_Exercise instructions_
Copy the data precisely, keeping every character.

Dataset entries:
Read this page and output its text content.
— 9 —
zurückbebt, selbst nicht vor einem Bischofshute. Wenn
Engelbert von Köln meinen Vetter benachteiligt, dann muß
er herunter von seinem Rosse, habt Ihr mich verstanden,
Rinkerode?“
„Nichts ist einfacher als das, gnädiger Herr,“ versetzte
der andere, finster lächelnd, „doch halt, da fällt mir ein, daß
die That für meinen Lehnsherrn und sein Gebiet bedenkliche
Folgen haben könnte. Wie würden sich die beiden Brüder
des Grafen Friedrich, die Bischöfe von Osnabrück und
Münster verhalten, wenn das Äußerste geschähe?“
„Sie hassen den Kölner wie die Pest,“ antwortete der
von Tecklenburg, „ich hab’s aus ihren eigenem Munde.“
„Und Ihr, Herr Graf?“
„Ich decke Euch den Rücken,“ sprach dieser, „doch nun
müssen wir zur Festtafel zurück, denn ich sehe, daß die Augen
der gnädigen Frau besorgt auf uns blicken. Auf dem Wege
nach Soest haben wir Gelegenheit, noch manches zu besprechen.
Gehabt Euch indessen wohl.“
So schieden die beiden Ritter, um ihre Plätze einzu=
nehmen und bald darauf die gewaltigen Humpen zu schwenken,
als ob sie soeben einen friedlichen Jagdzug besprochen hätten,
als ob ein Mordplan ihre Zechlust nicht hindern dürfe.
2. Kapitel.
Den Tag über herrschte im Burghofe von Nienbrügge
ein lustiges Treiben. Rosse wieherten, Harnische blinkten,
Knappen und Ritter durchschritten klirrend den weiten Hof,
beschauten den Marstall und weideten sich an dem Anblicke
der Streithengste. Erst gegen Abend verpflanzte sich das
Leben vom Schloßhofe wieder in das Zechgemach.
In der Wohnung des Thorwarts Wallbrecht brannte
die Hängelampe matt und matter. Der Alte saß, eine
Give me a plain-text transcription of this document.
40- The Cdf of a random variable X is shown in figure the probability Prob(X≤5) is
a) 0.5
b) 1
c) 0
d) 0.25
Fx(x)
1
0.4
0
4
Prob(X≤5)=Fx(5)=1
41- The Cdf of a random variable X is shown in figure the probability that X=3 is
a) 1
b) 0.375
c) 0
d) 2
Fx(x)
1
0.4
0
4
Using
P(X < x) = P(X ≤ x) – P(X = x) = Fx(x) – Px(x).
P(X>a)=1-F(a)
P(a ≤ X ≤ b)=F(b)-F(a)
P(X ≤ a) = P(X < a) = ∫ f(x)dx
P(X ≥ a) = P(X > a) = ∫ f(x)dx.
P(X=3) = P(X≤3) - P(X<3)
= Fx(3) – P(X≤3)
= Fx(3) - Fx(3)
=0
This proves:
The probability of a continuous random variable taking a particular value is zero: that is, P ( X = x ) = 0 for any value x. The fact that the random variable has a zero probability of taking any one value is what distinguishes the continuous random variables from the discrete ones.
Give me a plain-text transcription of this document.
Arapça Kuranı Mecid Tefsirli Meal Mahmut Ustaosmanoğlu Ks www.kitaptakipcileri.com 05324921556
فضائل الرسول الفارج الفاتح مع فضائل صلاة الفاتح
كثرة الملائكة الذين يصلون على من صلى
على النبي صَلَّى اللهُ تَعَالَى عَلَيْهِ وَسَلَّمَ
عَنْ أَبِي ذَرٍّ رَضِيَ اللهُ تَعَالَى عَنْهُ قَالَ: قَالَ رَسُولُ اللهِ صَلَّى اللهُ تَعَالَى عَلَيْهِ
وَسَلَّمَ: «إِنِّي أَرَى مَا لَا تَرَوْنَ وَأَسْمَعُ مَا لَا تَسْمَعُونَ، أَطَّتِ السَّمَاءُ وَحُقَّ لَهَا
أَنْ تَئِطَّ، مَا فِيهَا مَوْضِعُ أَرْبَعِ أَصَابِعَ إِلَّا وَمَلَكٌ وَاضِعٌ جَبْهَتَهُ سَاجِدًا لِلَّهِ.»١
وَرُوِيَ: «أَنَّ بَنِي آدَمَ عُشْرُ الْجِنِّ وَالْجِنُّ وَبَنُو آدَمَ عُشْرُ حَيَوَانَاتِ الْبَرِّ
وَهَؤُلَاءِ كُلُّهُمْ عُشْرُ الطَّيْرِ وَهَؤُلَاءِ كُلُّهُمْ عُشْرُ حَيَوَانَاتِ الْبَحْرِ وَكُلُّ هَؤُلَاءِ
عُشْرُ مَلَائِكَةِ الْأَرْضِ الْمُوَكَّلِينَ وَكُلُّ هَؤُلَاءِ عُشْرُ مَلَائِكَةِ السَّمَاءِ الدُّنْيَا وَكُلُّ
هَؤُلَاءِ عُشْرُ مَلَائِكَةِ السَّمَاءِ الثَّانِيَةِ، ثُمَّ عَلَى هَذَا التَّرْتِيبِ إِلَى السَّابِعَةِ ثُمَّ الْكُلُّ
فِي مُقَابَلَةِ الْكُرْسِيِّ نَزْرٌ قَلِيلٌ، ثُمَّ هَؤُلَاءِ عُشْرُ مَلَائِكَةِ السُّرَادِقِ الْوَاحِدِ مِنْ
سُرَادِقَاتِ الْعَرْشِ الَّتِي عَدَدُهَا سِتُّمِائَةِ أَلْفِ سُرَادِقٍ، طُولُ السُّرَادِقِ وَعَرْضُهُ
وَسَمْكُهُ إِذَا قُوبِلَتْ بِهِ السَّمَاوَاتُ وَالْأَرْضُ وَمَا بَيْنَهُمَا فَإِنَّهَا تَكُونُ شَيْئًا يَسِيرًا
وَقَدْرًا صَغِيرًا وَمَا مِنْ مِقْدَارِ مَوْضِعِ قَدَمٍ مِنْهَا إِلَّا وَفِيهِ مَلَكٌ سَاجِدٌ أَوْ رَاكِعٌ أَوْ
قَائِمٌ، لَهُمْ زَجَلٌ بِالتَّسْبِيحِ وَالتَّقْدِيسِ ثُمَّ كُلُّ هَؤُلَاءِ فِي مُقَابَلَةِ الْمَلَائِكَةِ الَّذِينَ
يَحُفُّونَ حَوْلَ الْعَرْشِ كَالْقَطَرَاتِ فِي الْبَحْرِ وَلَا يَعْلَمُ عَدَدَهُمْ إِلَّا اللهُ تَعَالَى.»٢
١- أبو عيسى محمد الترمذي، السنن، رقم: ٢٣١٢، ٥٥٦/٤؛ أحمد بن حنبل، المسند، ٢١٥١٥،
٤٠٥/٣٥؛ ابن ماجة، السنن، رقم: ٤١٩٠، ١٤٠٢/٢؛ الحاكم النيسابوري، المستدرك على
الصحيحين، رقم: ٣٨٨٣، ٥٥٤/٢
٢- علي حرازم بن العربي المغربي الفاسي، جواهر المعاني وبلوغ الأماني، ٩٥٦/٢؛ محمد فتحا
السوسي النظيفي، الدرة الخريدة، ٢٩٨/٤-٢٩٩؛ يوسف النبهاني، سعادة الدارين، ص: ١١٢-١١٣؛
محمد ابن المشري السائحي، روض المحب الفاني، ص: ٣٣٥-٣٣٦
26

_Response_
Read this page and output its text content.
— 9 —
zurückbebt, selbst nicht vor einem Bischofshute. Wenn
Engelbert von Köln meinen Vetter benachteiligt, dann muß
er herunter von seinem Rosse, habt Ihr mich verstanden,
Rinkerode?“
„Nichts ist einfacher als das, gnädiger Herr,“ versetzte
der andere, finster lächelnd, „doch halt, da fällt mir ein, daß
die That für meinen Lehnsherrn und sein Gebiet bedenkliche
Folgen haben könnte. Wie würden sich die beiden Brüder
des Grafen Friedrich, die Bischöfe von Osnabrück und
Münster verhalten, wenn das Äußerste geschähe?“
„Sie hassen den Kölner wie die Pest,“ antwortete der
von Tecklenburg, „ich hab’s aus ihren eigenem Munde.“
„Und Ihr, Herr Graf?“
„Ich decke Euch den Rücken,“ sprach dieser, „doch nun
müssen wir zur Festtafel zurück, denn ich sehe, daß die Augen
der gnädigen Frau besorgt auf uns blicken. Auf dem Wege
nach Soest haben wir Gelegenheit, noch manches zu besprechen.
Gehabt Euch indessen wohl.“
So schieden die beiden Ritter, um ihre Plätze einzu=
nehmen und bald darauf die gewaltigen Humpen zu schwenken,
als ob sie soeben einen friedlichen Jagdzug besprochen hätten,
als ob ein Mordplan ihre Zechlust nicht hindern dürfe.
2. Kapitel.
Den Tag über herrschte im Burghofe von Nienbrügge
ein lustiges Treiben. Rosse wieherten, Harnische blinkten,
Knappen und Ritter durchschritten klirrend den weiten Hof,
beschauten den Marstall und weideten sich an dem Anblicke
der Streithengste. Erst gegen Abend verpflanzte sich das
Leben vom Schloßhofe wieder in das Zechgemach.
In der Wohnung des Thorwarts Wallbrecht brannte
die Hängelampe matt und matter. Der Alte saß, eine
Give me a plain-text transcription of this document.
40- The Cdf of a random variable X is shown in figure the probability Prob(X≤5) is
a) 0.5
b) 1
c) 0
d) 0.25
Fx(x)
1
0.4
0
4
Prob(X≤5)=Fx(5)=1
41- The Cdf of a random variable X is shown in figure the probability that X=3 is
a) 1
b) 0.375
c) 0
d) 2
Fx(x)
1
0.4
0
4
Using
P(X < x) = P(X ≤ x) – P(X = x) = Fx(x) – Px(x).
P(X>a)=1-F(a)
P(a ≤ X ≤ b)=F(b)-F(a)
P(X ≤ a) = P(X < a) = ∫ f(x)dx
P(X ≥ a) = P(X > a) = ∫ f(x)dx.
P(X=3) = P(X≤3) - P(X<3)
= Fx(3) – P(X≤3)
= Fx(3) - Fx(3)
=0
This proves:
The probability of a continuous random variable taking a particular value is zero: that is, P ( X = x ) = 0 for any value x. The fact that the random variable has a zero probability of taking any one value is what distinguishes the continuous random variables from the discrete ones.
Give me a plain-text transcription of this document.
Arapça Kuranı Mecid Tefsirli Meal Mahmut Ustaosmanoğlu Ks www.kitaptakipcileri.com 05324921556
فضائل الرسول الفارج الفاتح مع فضائل صلاة الفاتح
كثرة الملائكة الذين يصلون على من صلى
على النبي صَلَّى اللهُ تَعَالَى عَلَيْهِ وَسَلَّمَ
عَنْ أَبِي ذَرٍّ رَضِيَ اللهُ تَعَالَى عَنْهُ قَالَ: قَالَ رَسُولُ اللهِ صَلَّى اللهُ تَعَالَى عَلَيْهِ
وَسَلَّمَ: «إِنِّي أَرَى مَا لَا تَرَوْنَ وَأَسْمَعُ مَا لَا تَسْمَعُونَ، أَطَّتِ السَّمَاءُ وَحُقَّ لَهَا
أَنْ تَئِطَّ، مَا فِيهَا مَوْضِعُ أَرْبَعِ أَصَابِعَ إِلَّا وَمَلَكٌ وَاضِعٌ جَبْهَتَهُ سَاجِدًا لِلَّهِ.»١
وَرُوِيَ: «أَنَّ بَنِي آدَمَ عُشْرُ الْجِنِّ وَالْجِنُّ وَبَنُو آدَمَ عُشْرُ حَيَوَانَاتِ الْبَرِّ
وَهَؤُلَاءِ كُلُّهُمْ عُشْرُ الطَّيْرِ وَهَؤُلَاءِ كُلُّهُمْ عُشْرُ حَيَوَانَاتِ الْبَحْرِ وَكُلُّ هَؤُلَاءِ
عُشْرُ مَلَائِكَةِ الْأَرْضِ الْمُوَكَّلِينَ وَكُلُّ هَؤُلَاءِ عُشْرُ مَلَائِكَةِ السَّمَاءِ الدُّنْيَا وَكُلُّ
هَؤُلَاءِ عُشْرُ مَلَائِكَةِ السَّمَاءِ الثَّانِيَةِ، ثُمَّ عَلَى هَذَا التَّرْتِيبِ إِلَى السَّابِعَةِ ثُمَّ الْكُلُّ
فِي مُقَابَلَةِ الْكُرْسِيِّ نَزْرٌ قَلِيلٌ، ثُمَّ هَؤُلَاءِ عُشْرُ مَلَائِكَةِ السُّرَادِقِ الْوَاحِدِ مِنْ
سُرَادِقَاتِ الْعَرْشِ الَّتِي عَدَدُهَا سِتُّمِائَةِ أَلْفِ سُرَادِقٍ، طُولُ السُّرَادِقِ وَعَرْضُهُ
وَسَمْكُهُ إِذَا قُوبِلَتْ بِهِ السَّمَاوَاتُ وَالْأَرْضُ وَمَا بَيْنَهُمَا فَإِنَّهَا تَكُونُ شَيْئًا يَسِيرًا
وَقَدْرًا صَغِيرًا وَمَا مِنْ مِقْدَارِ مَوْضِعِ قَدَمٍ مِنْهَا إِلَّا وَفِيهِ مَلَكٌ سَاجِدٌ أَوْ رَاكِعٌ أَوْ
قَائِمٌ، لَهُمْ زَجَلٌ بِالتَّسْبِيحِ وَالتَّقْدِيسِ ثُمَّ كُلُّ هَؤُلَاءِ فِي مُقَابَلَةِ الْمَلَائِكَةِ الَّذِينَ
يَحُفُّونَ حَوْلَ الْعَرْشِ كَالْقَطَرَاتِ فِي الْبَحْرِ وَلَا يَعْلَمُ عَدَدَهُمْ إِلَّا اللهُ تَعَالَى.»٢
١- أبو عيسى محمد الترمذي، السنن، رقم: ٢٣١٢، ٥٥٦/٤؛ أحمد بن حنبل، المسند، ٢١٥١٥،
٤٠٥/٣٥؛ ابن ماجة، السنن، رقم: ٤١٩٠، ١٤٠٢/٢؛ الحاكم النيسابوري، المستدرك على
الصحيحين، رقم: ٣٨٨٣، ٥٥٤/٢
٢- علي حرازم بن العربي المغربي الفاسي، جواهر المعاني وبلوغ الأماني، ٩٥٦/٢؛ محمد فتحا
السوسي النظيفي، الدرة الخريدة، ٢٩٨/٤-٢٩٩؛ يوسف النبهاني، سعادة الدارين، ص: ١١٢-١١٣؛
محمد ابن المشري السائحي، روض المحب الفاني، ص: ٣٣٥-٣٣٦
26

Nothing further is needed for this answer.